━━ Material for the task

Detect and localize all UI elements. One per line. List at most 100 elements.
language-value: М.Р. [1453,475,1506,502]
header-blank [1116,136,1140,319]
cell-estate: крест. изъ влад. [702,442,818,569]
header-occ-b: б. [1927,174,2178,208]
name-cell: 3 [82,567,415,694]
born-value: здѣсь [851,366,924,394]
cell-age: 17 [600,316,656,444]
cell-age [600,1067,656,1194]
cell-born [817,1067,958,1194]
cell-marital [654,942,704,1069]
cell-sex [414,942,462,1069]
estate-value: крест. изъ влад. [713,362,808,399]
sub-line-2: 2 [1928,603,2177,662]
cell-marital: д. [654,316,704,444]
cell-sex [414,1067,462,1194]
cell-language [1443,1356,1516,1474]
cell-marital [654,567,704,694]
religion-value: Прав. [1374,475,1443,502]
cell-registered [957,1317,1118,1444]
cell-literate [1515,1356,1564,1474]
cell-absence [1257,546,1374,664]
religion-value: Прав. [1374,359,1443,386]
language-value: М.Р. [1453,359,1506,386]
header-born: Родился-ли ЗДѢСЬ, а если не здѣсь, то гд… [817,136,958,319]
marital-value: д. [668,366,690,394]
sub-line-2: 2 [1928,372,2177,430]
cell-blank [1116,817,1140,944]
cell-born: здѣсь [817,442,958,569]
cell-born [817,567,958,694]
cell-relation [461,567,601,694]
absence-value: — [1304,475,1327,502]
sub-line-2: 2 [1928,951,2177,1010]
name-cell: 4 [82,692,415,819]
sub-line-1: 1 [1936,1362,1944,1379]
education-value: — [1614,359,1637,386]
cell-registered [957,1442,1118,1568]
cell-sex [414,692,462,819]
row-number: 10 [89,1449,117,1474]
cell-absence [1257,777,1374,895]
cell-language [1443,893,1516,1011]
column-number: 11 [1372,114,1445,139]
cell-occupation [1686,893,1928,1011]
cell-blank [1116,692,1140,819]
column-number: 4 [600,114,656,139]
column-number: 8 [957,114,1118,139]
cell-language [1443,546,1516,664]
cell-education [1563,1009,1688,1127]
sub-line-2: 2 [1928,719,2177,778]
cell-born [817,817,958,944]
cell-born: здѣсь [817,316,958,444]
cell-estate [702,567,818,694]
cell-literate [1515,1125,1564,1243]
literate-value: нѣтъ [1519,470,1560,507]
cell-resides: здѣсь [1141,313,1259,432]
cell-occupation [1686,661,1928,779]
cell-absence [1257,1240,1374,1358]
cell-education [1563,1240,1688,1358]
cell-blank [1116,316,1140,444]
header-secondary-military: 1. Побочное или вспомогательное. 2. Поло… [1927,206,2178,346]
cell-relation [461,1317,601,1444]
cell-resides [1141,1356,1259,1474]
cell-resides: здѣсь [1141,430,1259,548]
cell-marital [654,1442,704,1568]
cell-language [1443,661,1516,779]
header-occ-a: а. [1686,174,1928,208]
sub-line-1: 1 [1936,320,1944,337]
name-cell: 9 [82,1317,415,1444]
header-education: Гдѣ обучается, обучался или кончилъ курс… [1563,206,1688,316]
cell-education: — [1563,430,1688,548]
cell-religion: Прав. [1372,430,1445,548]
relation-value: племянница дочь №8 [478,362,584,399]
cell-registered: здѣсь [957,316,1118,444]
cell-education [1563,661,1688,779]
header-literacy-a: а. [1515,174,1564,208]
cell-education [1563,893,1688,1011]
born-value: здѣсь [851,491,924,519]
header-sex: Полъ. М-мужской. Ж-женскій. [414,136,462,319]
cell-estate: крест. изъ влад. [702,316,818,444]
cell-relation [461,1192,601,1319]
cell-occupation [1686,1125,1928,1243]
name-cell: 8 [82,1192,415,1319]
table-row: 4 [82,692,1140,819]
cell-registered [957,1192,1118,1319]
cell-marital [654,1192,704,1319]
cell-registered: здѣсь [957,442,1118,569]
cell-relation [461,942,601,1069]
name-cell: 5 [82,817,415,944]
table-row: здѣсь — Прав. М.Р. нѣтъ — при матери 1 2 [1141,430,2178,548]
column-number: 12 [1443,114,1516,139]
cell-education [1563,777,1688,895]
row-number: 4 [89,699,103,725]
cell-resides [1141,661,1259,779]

━━━━

> [What to produce]:
Reproduce the dataset excerpt above with every "cell-education" switched to "cell-schooling", keeping all other text unchanged.

> [Answer to this problem]:
Detect and localize all UI elements. One per line. List at most 100 elements.
language-value: М.Р. [1453,475,1506,502]
header-blank [1116,136,1140,319]
cell-estate: крест. изъ влад. [702,442,818,569]
header-occ-b: б. [1927,174,2178,208]
name-cell: 3 [82,567,415,694]
born-value: здѣсь [851,366,924,394]
cell-age: 17 [600,316,656,444]
cell-age [600,1067,656,1194]
cell-born [817,1067,958,1194]
cell-marital [654,942,704,1069]
cell-sex [414,942,462,1069]
estate-value: крест. изъ влад. [713,362,808,399]
sub-line-2: 2 [1928,603,2177,662]
cell-marital: д. [654,316,704,444]
cell-sex [414,1067,462,1194]
cell-language [1443,1356,1516,1474]
cell-marital [654,567,704,694]
religion-value: Прав. [1374,475,1443,502]
cell-registered [957,1317,1118,1444]
cell-literate [1515,1356,1564,1474]
cell-absence [1257,546,1374,664]
religion-value: Прав. [1374,359,1443,386]
language-value: М.Р. [1453,359,1506,386]
header-born: Родился-ли ЗДѢСЬ, а если не здѣсь, то гд… [817,136,958,319]
marital-value: д. [668,366,690,394]
sub-line-2: 2 [1928,372,2177,430]
cell-blank [1116,817,1140,944]
cell-born: здѣсь [817,442,958,569]
cell-born [817,567,958,694]
cell-relation [461,567,601,694]
absence-value: — [1304,475,1327,502]
sub-line-2: 2 [1928,951,2177,1010]
name-cell: 4 [82,692,415,819]
sub-line-1: 1 [1936,1362,1944,1379]
education-value: — [1614,359,1637,386]
cell-registered [957,1442,1118,1568]
cell-sex [414,692,462,819]
row-number: 10 [89,1449,117,1474]
cell-absence [1257,777,1374,895]
cell-language [1443,893,1516,1011]
column-number: 11 [1372,114,1445,139]
cell-occupation [1686,893,1928,1011]
cell-blank [1116,692,1140,819]
column-number: 4 [600,114,656,139]
column-number: 8 [957,114,1118,139]
cell-language [1443,546,1516,664]
cell-schooling [1563,1009,1688,1127]
sub-line-2: 2 [1928,719,2177,778]
cell-born [817,817,958,944]
cell-born: здѣсь [817,316,958,444]
cell-estate [702,567,818,694]
cell-literate [1515,1125,1564,1243]
literate-value: нѣтъ [1519,470,1560,507]
cell-resides: здѣсь [1141,313,1259,432]
cell-occupation [1686,661,1928,779]
cell-absence [1257,1240,1374,1358]
cell-schooling [1563,1240,1688,1358]
cell-blank [1116,316,1140,444]
header-secondary-military: 1. Побочное или вспомогательное. 2. Поло… [1927,206,2178,346]
cell-relation [461,1317,601,1444]
cell-resides [1141,1356,1259,1474]
cell-resides: здѣсь [1141,430,1259,548]
cell-marital [654,1442,704,1568]
cell-language [1443,661,1516,779]
header-occ-a: а. [1686,174,1928,208]
sub-line-1: 1 [1936,320,1944,337]
name-cell: 9 [82,1317,415,1444]
header-education: Гдѣ обучается, обучался или кончилъ курс… [1563,206,1688,316]
cell-schooling: — [1563,430,1688,548]
cell-religion: Прав. [1372,430,1445,548]
relation-value: племянница дочь №8 [478,362,584,399]
cell-registered: здѣсь [957,316,1118,444]
cell-schooling [1563,661,1688,779]
header-literacy-a: а. [1515,174,1564,208]
cell-schooling [1563,893,1688,1011]
born-value: здѣсь [851,491,924,519]
header-sex: Полъ. М-мужской. Ж-женскій. [414,136,462,319]
cell-estate: крест. изъ влад. [702,316,818,444]
cell-relation [461,1192,601,1319]
cell-occupation [1686,1125,1928,1243]
name-cell: 8 [82,1192,415,1319]
table-row: 4 [82,692,1140,819]
cell-registered [957,1192,1118,1319]
cell-marital [654,1192,704,1319]
cell-registered: здѣсь [957,442,1118,569]
cell-relation [461,942,601,1069]
name-cell: 5 [82,817,415,944]
table-row: здѣсь — Прав. М.Р. нѣтъ — при матери 1 2 [1141,430,2178,548]
column-number: 12 [1443,114,1516,139]
cell-schooling [1563,777,1688,895]
row-number: 4 [89,699,103,725]
cell-resides [1141,661,1259,779]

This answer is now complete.